### WORK INSTRUCTIONS
Leave out the images; return the rest of the data exactly.

※ ※ ※

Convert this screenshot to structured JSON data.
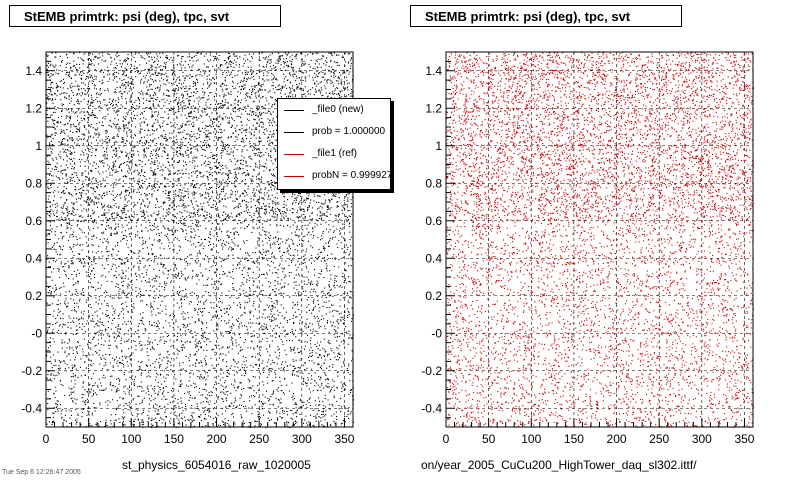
{
  "titles": {
    "left": "StEMB primtrk: psi (deg), tpc, svt",
    "right": "StEMB primtrk: psi (deg), tpc, svt"
  },
  "footer": {
    "left": "st_physics_6054016_raw_1020005",
    "right": "on/year_2005_CuCu200_HighTower_daq_sl302.ittf/",
    "stamp": "Tue Sep  6 12:26:47 2005"
  },
  "legend": {
    "entries": [
      {
        "label": "_file0 (new)",
        "color": "#000000"
      },
      {
        "label": "prob = 1.000000",
        "color": "#000000"
      },
      {
        "label": "_file1 (ref)",
        "color": "#cc0000"
      },
      {
        "label": "probN = 0.999927",
        "color": "#cc0000"
      }
    ]
  },
  "chart_data": [
    {
      "type": "scatter",
      "title": "StEMB primtrk: psi (deg), tpc, svt",
      "xlabel": "",
      "ylabel": "",
      "xlim": [
        0,
        360
      ],
      "ylim": [
        -0.5,
        1.5
      ],
      "x_ticks": [
        "0",
        "50",
        "100",
        "150",
        "200",
        "250",
        "300",
        "350"
      ],
      "y_ticks": [
        "-0.4",
        "-0.2",
        "-0",
        "0.2",
        "0.4",
        "0.6",
        "0.8",
        "1",
        "1.2",
        "1.4"
      ],
      "grid": true,
      "point_color": "#000000",
      "series": [
        {
          "name": "_file0 (new)",
          "distribution": "dense uniform",
          "density": "higher above y=0.6"
        }
      ]
    },
    {
      "type": "scatter",
      "title": "StEMB primtrk: psi (deg), tpc, svt",
      "xlabel": "",
      "ylabel": "",
      "xlim": [
        0,
        360
      ],
      "ylim": [
        -0.5,
        1.5
      ],
      "x_ticks": [
        "0",
        "50",
        "100",
        "150",
        "200",
        "250",
        "300",
        "350"
      ],
      "y_ticks": [
        "-0.4",
        "-0.2",
        "-0",
        "0.2",
        "0.4",
        "0.6",
        "0.8",
        "1",
        "1.2",
        "1.4"
      ],
      "grid": true,
      "point_color": "#cc0000",
      "series": [
        {
          "name": "_file1 (ref)",
          "distribution": "dense uniform",
          "density": "higher above y=0.6"
        }
      ]
    }
  ]
}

※ ※ ※

### RESPONSE BELOW
Convert this screenshot to structured JSON data.
{
  "titles": {
    "left": "StEMB primtrk: psi (deg), tpc, svt",
    "right": "StEMB primtrk: psi (deg), tpc, svt"
  },
  "footer": {
    "left": "st_physics_6054016_raw_1020005",
    "right": "on/year_2005_CuCu200_HighTower_daq_sl302.ittf/",
    "stamp": "Tue Sep  6 12:26:47 2005"
  },
  "legend": {
    "entries": [
      {
        "label": "_file0 (new)",
        "color": "#000000"
      },
      {
        "label": "prob = 1.000000",
        "color": "#000000"
      },
      {
        "label": "_file1 (ref)",
        "color": "#cc0000"
      },
      {
        "label": "probN = 0.999927",
        "color": "#cc0000"
      }
    ]
  },
  "chart_data": [
    {
      "type": "scatter",
      "title": "StEMB primtrk: psi (deg), tpc, svt",
      "xlabel": "",
      "ylabel": "",
      "xlim": [
        0,
        360
      ],
      "ylim": [
        -0.5,
        1.5
      ],
      "x_ticks": [
        "0",
        "50",
        "100",
        "150",
        "200",
        "250",
        "300",
        "350"
      ],
      "y_ticks": [
        "-0.4",
        "-0.2",
        "-0",
        "0.2",
        "0.4",
        "0.6",
        "0.8",
        "1",
        "1.2",
        "1.4"
      ],
      "grid": true,
      "point_color": "#000000",
      "series": [
        {
          "name": "_file0 (new)",
          "distribution": "dense uniform",
          "density": "higher above y=0.6"
        }
      ]
    },
    {
      "type": "scatter",
      "title": "StEMB primtrk: psi (deg), tpc, svt",
      "xlabel": "",
      "ylabel": "",
      "xlim": [
        0,
        360
      ],
      "ylim": [
        -0.5,
        1.5
      ],
      "x_ticks": [
        "0",
        "50",
        "100",
        "150",
        "200",
        "250",
        "300",
        "350"
      ],
      "y_ticks": [
        "-0.4",
        "-0.2",
        "-0",
        "0.2",
        "0.4",
        "0.6",
        "0.8",
        "1",
        "1.2",
        "1.4"
      ],
      "grid": true,
      "point_color": "#cc0000",
      "series": [
        {
          "name": "_file1 (ref)",
          "distribution": "dense uniform",
          "density": "higher above y=0.6"
        }
      ]
    }
  ]
}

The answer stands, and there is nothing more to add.